WORK TO DO: Transcribe all of the material exactly. Any picture in it should be left out.

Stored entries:
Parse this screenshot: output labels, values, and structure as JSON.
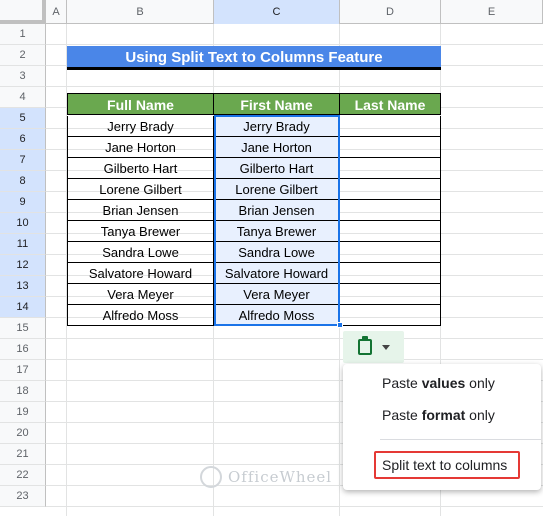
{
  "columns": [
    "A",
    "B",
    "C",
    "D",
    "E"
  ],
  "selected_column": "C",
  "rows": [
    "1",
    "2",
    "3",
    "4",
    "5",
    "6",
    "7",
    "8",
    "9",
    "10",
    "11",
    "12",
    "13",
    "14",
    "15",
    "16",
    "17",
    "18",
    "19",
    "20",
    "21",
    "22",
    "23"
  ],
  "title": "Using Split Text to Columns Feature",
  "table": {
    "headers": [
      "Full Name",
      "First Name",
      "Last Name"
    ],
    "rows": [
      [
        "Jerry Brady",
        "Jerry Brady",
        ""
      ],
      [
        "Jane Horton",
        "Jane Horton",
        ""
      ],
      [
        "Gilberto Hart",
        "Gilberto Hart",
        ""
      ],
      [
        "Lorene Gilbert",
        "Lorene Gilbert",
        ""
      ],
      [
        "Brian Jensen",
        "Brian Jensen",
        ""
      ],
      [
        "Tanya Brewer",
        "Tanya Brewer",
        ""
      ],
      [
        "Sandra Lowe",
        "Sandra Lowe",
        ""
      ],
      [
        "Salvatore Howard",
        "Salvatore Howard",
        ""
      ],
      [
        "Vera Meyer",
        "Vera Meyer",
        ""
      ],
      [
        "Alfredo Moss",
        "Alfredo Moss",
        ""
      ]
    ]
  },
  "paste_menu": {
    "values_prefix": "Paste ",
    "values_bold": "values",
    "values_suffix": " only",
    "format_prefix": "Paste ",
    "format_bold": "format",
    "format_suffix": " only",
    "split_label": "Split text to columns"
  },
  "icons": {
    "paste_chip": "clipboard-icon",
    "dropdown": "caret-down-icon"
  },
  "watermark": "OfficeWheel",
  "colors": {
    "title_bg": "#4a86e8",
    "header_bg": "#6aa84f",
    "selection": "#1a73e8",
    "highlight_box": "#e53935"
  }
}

ANSWER FOR THIS EXERCISE:
Parse this screenshot: output labels, values, and structure as JSON.
{
  "columns": [
    "A",
    "B",
    "C",
    "D",
    "E"
  ],
  "selected_column": "C",
  "rows": [
    "1",
    "2",
    "3",
    "4",
    "5",
    "6",
    "7",
    "8",
    "9",
    "10",
    "11",
    "12",
    "13",
    "14",
    "15",
    "16",
    "17",
    "18",
    "19",
    "20",
    "21",
    "22",
    "23"
  ],
  "title": "Using Split Text to Columns Feature",
  "table": {
    "headers": [
      "Full Name",
      "First Name",
      "Last Name"
    ],
    "rows": [
      [
        "Jerry Brady",
        "Jerry Brady",
        ""
      ],
      [
        "Jane Horton",
        "Jane Horton",
        ""
      ],
      [
        "Gilberto Hart",
        "Gilberto Hart",
        ""
      ],
      [
        "Lorene Gilbert",
        "Lorene Gilbert",
        ""
      ],
      [
        "Brian Jensen",
        "Brian Jensen",
        ""
      ],
      [
        "Tanya Brewer",
        "Tanya Brewer",
        ""
      ],
      [
        "Sandra Lowe",
        "Sandra Lowe",
        ""
      ],
      [
        "Salvatore Howard",
        "Salvatore Howard",
        ""
      ],
      [
        "Vera Meyer",
        "Vera Meyer",
        ""
      ],
      [
        "Alfredo Moss",
        "Alfredo Moss",
        ""
      ]
    ]
  },
  "paste_menu": {
    "values_prefix": "Paste ",
    "values_bold": "values",
    "values_suffix": " only",
    "format_prefix": "Paste ",
    "format_bold": "format",
    "format_suffix": " only",
    "split_label": "Split text to columns"
  },
  "icons": {
    "paste_chip": "clipboard-icon",
    "dropdown": "caret-down-icon"
  },
  "watermark": "OfficeWheel",
  "colors": {
    "title_bg": "#4a86e8",
    "header_bg": "#6aa84f",
    "selection": "#1a73e8",
    "highlight_box": "#e53935"
  }
}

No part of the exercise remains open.